*Text*:
┌──

Mailing List Archives Public Access	UW Madison Computer Sciences Department Computer Systems Lab

[Date Prev][Date Next][Thread Prev][Thread Next][Date Index][Thread Index]

Re: [condor-users] condor_shadow timeout when loosing contact withstartd

Date: 27 Jan 2004 10:28:06 -0600
From: Geoff Lovett <geoff.lovett@xxxxxxxxxxxxxxxxxxx>
Subject: Re: [condor-users] condor_shadow timeout when loosing contact withstartd

Thanks for the info...  I may try to decrease the systemwide keepalive
on my test box, but I'm not sure I want to use something low on my
production boxes.  An condor-internal keepalive would be most useful!

Thanks,
Geoff

On Tue, 2004-01-27 at 01:59, Derek Wright wrote:
> On 26 Jan 2004 16:26:16 -0600  Geoff Lovett wrote:
> 
> > So I'd like to get the two hours condor takes to requeue a job onto a
> > new box when there's a failure down to maybe 20 minutes.  To reproduce
> > the 2 hour timeout behaviour, I'm simply running a job then turning off
> > the execute box (to simulate a crash).
> > 
> > Indeed, the STARTER_UPDATE_INTERVAL hasn't decreased the timeout.
> 
> sorry i didn't chime in sooner.  zach's been misleading everyone. :) i
> think he's confusing the keep alive messages that the schedd sends to
> the startd.  in that case, if the startd hasn't heard a few keep alive
> messages, the startd will consider the schedd dead, would kill the job
> and advertise itself as available for another job.  in all public
> versions of condor, the startd will give up after missing 2 keep alive
> messages.  in 6.6.1, you'll be able to configure how many keep alives
> the startd will miss before it gives up on the schedd and kills the
> job.

└──

*Written problem 1*: According to the Condor mailing-list post, how many keep alive messages does the startd miss in all public versions of condor before it gives up?
*Written problem 2*: For each statement, say whether it agrees with the Condor mailing-list post, and quote the words that decide it: (a) Geoff wants to bring the requeue time down to about 20 minutes. (b) Changing STARTER_UPDATE_INTERVAL shortened the timeout. (c) Geoff is ready to use a low keepalive on his production boxes.
*Written problem 3*: Write a continuation of the Condor mailing-list post, starting right after its last sentence.
The records that come next are separate material and have nothing to do with the Condor mailing-list post.

*Given entries*:
┌──

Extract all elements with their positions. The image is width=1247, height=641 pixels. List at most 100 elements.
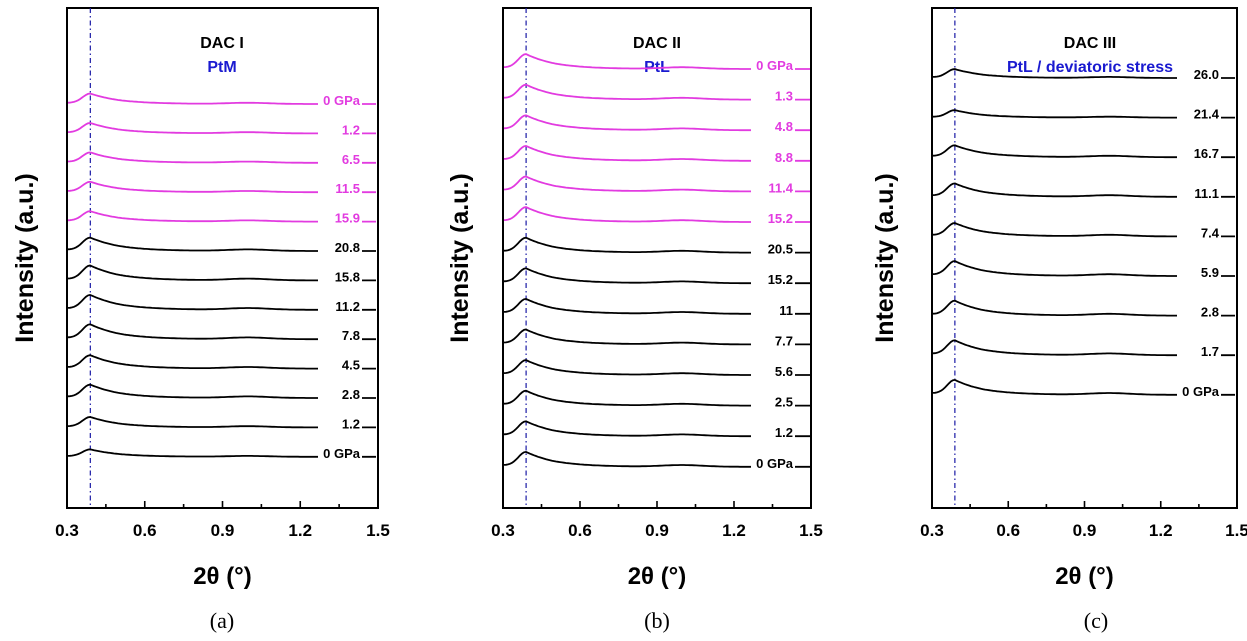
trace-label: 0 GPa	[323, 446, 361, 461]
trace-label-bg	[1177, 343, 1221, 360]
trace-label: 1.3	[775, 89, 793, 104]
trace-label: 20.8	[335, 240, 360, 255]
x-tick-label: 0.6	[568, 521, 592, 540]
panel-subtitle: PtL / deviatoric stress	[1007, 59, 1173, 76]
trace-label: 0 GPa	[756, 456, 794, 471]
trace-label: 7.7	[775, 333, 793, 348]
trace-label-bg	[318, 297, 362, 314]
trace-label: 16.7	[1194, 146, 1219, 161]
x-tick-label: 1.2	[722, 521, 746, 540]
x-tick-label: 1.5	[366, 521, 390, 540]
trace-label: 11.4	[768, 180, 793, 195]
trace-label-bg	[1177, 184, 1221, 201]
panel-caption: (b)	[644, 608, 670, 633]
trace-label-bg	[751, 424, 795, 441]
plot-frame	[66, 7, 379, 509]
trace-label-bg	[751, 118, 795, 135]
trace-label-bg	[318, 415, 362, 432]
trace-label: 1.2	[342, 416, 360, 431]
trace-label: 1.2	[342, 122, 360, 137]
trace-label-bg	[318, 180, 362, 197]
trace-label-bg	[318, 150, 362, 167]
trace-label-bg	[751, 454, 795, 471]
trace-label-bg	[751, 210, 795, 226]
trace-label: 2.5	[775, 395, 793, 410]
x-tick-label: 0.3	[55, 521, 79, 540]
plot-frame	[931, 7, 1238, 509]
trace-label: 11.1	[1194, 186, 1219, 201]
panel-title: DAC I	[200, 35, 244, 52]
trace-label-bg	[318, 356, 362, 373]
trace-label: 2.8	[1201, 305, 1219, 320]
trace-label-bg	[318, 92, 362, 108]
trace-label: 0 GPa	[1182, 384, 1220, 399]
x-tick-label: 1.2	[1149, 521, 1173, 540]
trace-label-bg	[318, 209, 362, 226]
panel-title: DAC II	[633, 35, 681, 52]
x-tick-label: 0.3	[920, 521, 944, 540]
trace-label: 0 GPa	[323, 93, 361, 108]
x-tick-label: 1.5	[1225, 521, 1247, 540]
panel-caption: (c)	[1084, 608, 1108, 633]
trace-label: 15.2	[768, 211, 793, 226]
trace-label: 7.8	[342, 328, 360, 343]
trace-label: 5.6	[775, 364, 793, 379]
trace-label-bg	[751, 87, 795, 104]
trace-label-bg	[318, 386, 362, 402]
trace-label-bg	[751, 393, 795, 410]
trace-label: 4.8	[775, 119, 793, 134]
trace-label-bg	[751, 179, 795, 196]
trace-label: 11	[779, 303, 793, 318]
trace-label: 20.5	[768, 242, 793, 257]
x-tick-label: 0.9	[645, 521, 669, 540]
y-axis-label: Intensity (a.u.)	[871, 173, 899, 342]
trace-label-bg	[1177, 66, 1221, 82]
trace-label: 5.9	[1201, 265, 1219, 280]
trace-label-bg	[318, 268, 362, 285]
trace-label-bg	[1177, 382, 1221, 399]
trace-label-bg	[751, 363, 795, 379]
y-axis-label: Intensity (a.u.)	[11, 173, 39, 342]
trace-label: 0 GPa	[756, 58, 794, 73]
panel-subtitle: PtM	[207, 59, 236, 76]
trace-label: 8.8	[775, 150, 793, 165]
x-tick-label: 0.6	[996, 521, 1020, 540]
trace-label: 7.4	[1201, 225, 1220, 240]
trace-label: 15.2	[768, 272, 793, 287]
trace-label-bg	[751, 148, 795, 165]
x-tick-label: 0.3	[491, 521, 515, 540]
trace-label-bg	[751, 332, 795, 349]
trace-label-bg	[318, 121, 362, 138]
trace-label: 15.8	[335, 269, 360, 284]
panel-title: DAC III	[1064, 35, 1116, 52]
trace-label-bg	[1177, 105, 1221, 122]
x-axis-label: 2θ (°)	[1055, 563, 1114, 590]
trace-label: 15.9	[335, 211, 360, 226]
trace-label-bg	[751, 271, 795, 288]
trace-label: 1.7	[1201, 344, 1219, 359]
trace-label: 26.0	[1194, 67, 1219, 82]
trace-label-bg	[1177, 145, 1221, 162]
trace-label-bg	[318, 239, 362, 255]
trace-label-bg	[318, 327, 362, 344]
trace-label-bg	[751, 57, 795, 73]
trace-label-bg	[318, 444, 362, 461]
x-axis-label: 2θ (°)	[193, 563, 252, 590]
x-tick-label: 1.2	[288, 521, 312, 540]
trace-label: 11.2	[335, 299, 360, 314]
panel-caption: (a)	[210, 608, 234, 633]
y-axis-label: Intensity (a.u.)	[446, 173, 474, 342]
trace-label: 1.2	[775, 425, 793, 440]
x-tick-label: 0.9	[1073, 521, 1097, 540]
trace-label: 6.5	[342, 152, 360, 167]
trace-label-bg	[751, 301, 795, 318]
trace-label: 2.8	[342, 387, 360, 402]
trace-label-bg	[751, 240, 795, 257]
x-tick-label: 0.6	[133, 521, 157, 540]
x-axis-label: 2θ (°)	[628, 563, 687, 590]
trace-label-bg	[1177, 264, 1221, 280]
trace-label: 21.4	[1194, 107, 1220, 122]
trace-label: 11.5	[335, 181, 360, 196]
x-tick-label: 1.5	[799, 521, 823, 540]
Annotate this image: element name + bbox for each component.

└──

*Response 1*: Two keep alive messages.

*Response 2*:
(a) Yes: "down to maybe 20 minutes"
(b) No: "Indeed, the STARTER_UPDATE_INTERVAL hasn't decreased the timeout."
(c) No: "I'm not sure I want to use something low on my production boxes"

*Response 3*:
> 
> unfortunately, there's no keep alive message sent in the other
> direction, nor any acknowledgement of the keep alive (it's just a UDP
> packet).  the reason for this is that the shadow has a TCP connection
> open to the starter running on the execute machine.  the assumption is
> that if anything goes wrong with the execute machine, this socket will
> be closed, the shadow will notice, and it can exit right away.  this
> is true if the starter crashes, if the starter is killed, the machine
> is rebooted, etc.
> 
> however, as you've noticed, if the machine is simply powered off or
> the kernel crashes, the socket won't necessarily be closed (at least
> the submit machine end of it won't see it).  in this case, the shadow
> won't notice that the connection has been closed until the TCP stack's
> internal keep alives expire, usually 2 hours.  we do open this socket
> with SO_KEEPALIVE enabled, so at least it times out eventually.  :)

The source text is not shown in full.